------ DATA FOR THE TASK

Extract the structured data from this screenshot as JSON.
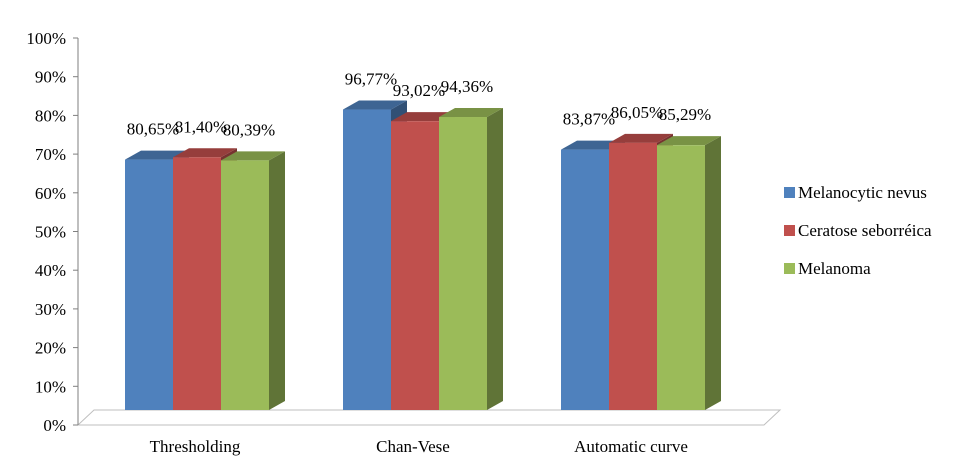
{
  "chart_data": {
    "type": "bar",
    "categories": [
      "Thresholding",
      "Chan-Vese",
      "Automatic curve"
    ],
    "series": [
      {
        "name": "Melanocytic nevus",
        "color": "#4F81BD",
        "values": [
          80.65,
          96.77,
          83.87
        ],
        "labels": [
          "80,65%",
          "96,77%",
          "83,87%"
        ]
      },
      {
        "name": "Ceratose seborréica",
        "color": "#C0504D",
        "values": [
          81.4,
          93.02,
          86.05
        ],
        "labels": [
          "81,40%",
          "93,02%",
          "86,05%"
        ]
      },
      {
        "name": "Melanoma",
        "color": "#9BBB59",
        "values": [
          80.39,
          94.36,
          85.29
        ],
        "labels": [
          "80,39%",
          "94,36%",
          "85,29%"
        ]
      }
    ],
    "y_ticks": [
      "0%",
      "10%",
      "20%",
      "30%",
      "40%",
      "50%",
      "60%",
      "70%",
      "80%",
      "90%",
      "100%"
    ],
    "ylim": [
      0,
      100
    ],
    "grid": false,
    "legend": "right",
    "style": "3d-clustered-column"
  }
}
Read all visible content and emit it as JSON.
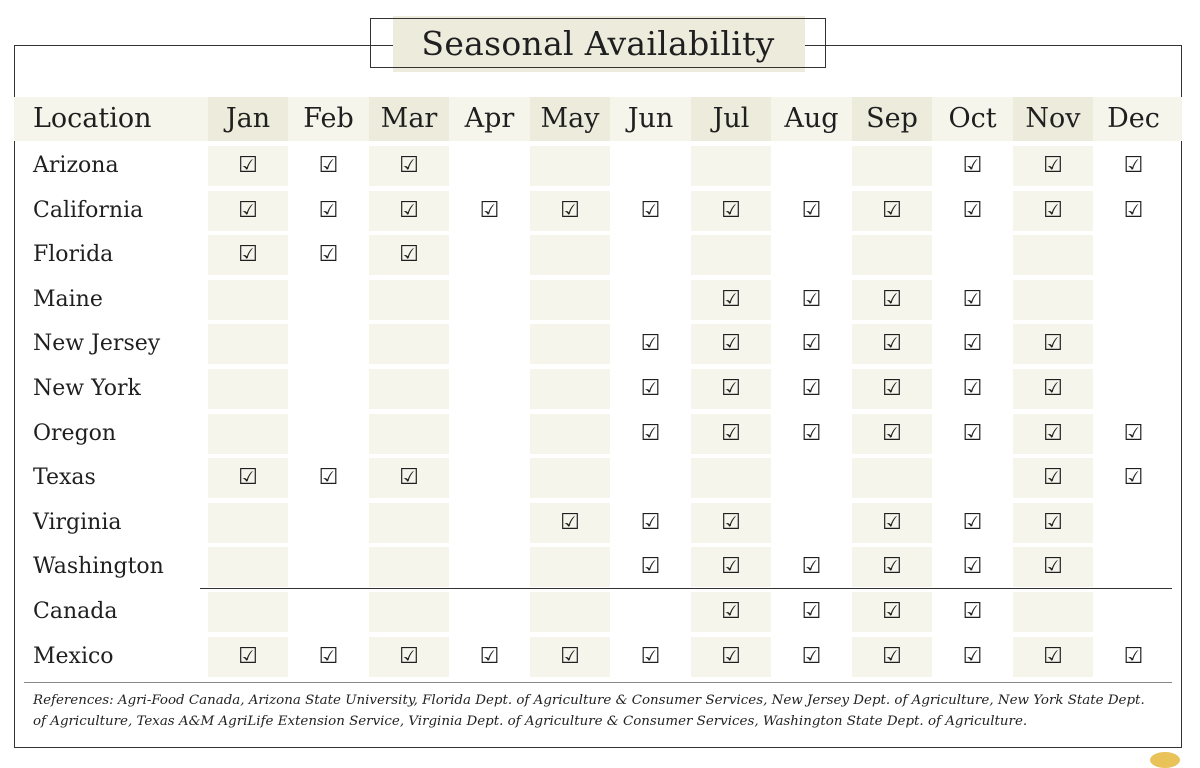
{
  "title": "Seasonal Availability",
  "chart_data": {
    "type": "table",
    "title": "Seasonal Availability",
    "row_header": "Location",
    "columns": [
      "Jan",
      "Feb",
      "Mar",
      "Apr",
      "May",
      "Jun",
      "Jul",
      "Aug",
      "Sep",
      "Oct",
      "Nov",
      "Dec"
    ],
    "check_symbol": "☑",
    "rows": [
      {
        "location": "Arizona",
        "available": [
          1,
          1,
          1,
          0,
          0,
          0,
          0,
          0,
          0,
          1,
          1,
          1
        ]
      },
      {
        "location": "California",
        "available": [
          1,
          1,
          1,
          1,
          1,
          1,
          1,
          1,
          1,
          1,
          1,
          1
        ]
      },
      {
        "location": "Florida",
        "available": [
          1,
          1,
          1,
          0,
          0,
          0,
          0,
          0,
          0,
          0,
          0,
          0
        ]
      },
      {
        "location": "Maine",
        "available": [
          0,
          0,
          0,
          0,
          0,
          0,
          1,
          1,
          1,
          1,
          0,
          0
        ]
      },
      {
        "location": "New Jersey",
        "available": [
          0,
          0,
          0,
          0,
          0,
          1,
          1,
          1,
          1,
          1,
          1,
          0
        ]
      },
      {
        "location": "New York",
        "available": [
          0,
          0,
          0,
          0,
          0,
          1,
          1,
          1,
          1,
          1,
          1,
          0
        ]
      },
      {
        "location": "Oregon",
        "available": [
          0,
          0,
          0,
          0,
          0,
          1,
          1,
          1,
          1,
          1,
          1,
          1
        ]
      },
      {
        "location": "Texas",
        "available": [
          1,
          1,
          1,
          0,
          0,
          0,
          0,
          0,
          0,
          0,
          1,
          1
        ]
      },
      {
        "location": "Virginia",
        "available": [
          0,
          0,
          0,
          0,
          1,
          1,
          1,
          0,
          1,
          1,
          1,
          0
        ]
      },
      {
        "location": "Washington",
        "available": [
          0,
          0,
          0,
          0,
          0,
          1,
          1,
          1,
          1,
          1,
          1,
          0
        ]
      },
      {
        "location": "Canada",
        "available": [
          0,
          0,
          0,
          0,
          0,
          0,
          1,
          1,
          1,
          1,
          0,
          0
        ]
      },
      {
        "location": "Mexico",
        "available": [
          1,
          1,
          1,
          1,
          1,
          1,
          1,
          1,
          1,
          1,
          1,
          1
        ]
      }
    ],
    "colors": {
      "header_band": "#f6f5ec",
      "shaded_column": "#ecebdc",
      "cell_shade": "#f6f5ec",
      "rule": "#333333"
    }
  },
  "references": "References: Agri-Food Canada, Arizona State University, Florida Dept. of Agriculture & Consumer Services, New Jersey Dept. of Agriculture, New York State Dept. of Agriculture, Texas A&M AgriLife Extension Service, Virginia Dept. of Agriculture & Consumer Services, Washington State Dept. of Agriculture."
}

------------

■ **EXERCISE PROMPT**
Of the lines in the entries above, how many include "Canada"? Only the number should be given.

■ **EXERCISE OUTPUT**
2